Instructions for the task: Every entry must be given again exactly.

Records to use:
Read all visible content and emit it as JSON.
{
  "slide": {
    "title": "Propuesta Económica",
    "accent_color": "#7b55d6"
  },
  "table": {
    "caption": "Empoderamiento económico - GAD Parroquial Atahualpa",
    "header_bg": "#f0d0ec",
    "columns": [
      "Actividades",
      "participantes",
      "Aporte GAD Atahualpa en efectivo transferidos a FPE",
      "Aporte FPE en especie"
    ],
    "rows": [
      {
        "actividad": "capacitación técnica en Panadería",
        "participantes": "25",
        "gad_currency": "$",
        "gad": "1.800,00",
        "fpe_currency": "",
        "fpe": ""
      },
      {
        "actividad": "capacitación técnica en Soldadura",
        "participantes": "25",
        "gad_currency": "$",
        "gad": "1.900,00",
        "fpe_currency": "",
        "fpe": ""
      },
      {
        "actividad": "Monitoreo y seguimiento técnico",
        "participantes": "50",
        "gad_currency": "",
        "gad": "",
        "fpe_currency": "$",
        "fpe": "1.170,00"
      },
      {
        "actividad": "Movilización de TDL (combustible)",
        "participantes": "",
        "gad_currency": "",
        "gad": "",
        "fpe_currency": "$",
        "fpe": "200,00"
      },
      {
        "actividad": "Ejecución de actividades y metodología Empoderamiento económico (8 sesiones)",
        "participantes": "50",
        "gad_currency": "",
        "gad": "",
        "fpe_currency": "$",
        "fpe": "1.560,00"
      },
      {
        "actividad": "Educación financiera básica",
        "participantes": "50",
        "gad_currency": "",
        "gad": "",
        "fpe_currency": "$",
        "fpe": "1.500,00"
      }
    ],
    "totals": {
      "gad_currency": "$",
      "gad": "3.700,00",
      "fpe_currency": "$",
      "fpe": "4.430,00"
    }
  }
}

Finished answer:
Read all visible content and emit it as JSON.
{
  "slide": {
    "title": "Propuesta Económica",
    "accent_color": "#7b55d6"
  },
  "table": {
    "caption": "Empoderamiento económico - GAD Parroquial Atahualpa",
    "header_bg": "#f0d0ec",
    "columns": [
      "Actividades",
      "participantes",
      "Aporte GAD Atahualpa en efectivo transferidos a FPE",
      "Aporte FPE en especie"
    ],
    "rows": [
      {
        "actividad": "capacitación técnica en Panadería",
        "participantes": "25",
        "gad_currency": "$",
        "gad": "1.800,00",
        "fpe_currency": "",
        "fpe": ""
      },
      {
        "actividad": "capacitación técnica en Soldadura",
        "participantes": "25",
        "gad_currency": "$",
        "gad": "1.900,00",
        "fpe_currency": "",
        "fpe": ""
      },
      {
        "actividad": "Monitoreo y seguimiento técnico",
        "participantes": "50",
        "gad_currency": "",
        "gad": "",
        "fpe_currency": "$",
        "fpe": "1.170,00"
      },
      {
        "actividad": "Movilización de TDL (combustible)",
        "participantes": "",
        "gad_currency": "",
        "gad": "",
        "fpe_currency": "$",
        "fpe": "200,00"
      },
      {
        "actividad": "Ejecución de actividades y metodología Empoderamiento económico (8 sesiones)",
        "participantes": "50",
        "gad_currency": "",
        "gad": "",
        "fpe_currency": "$",
        "fpe": "1.560,00"
      },
      {
        "actividad": "Educación financiera básica",
        "participantes": "50",
        "gad_currency": "",
        "gad": "",
        "fpe_currency": "$",
        "fpe": "1.500,00"
      }
    ],
    "totals": {
      "gad_currency": "$",
      "gad": "3.700,00",
      "fpe_currency": "$",
      "fpe": "4.430,00"
    }
  }
}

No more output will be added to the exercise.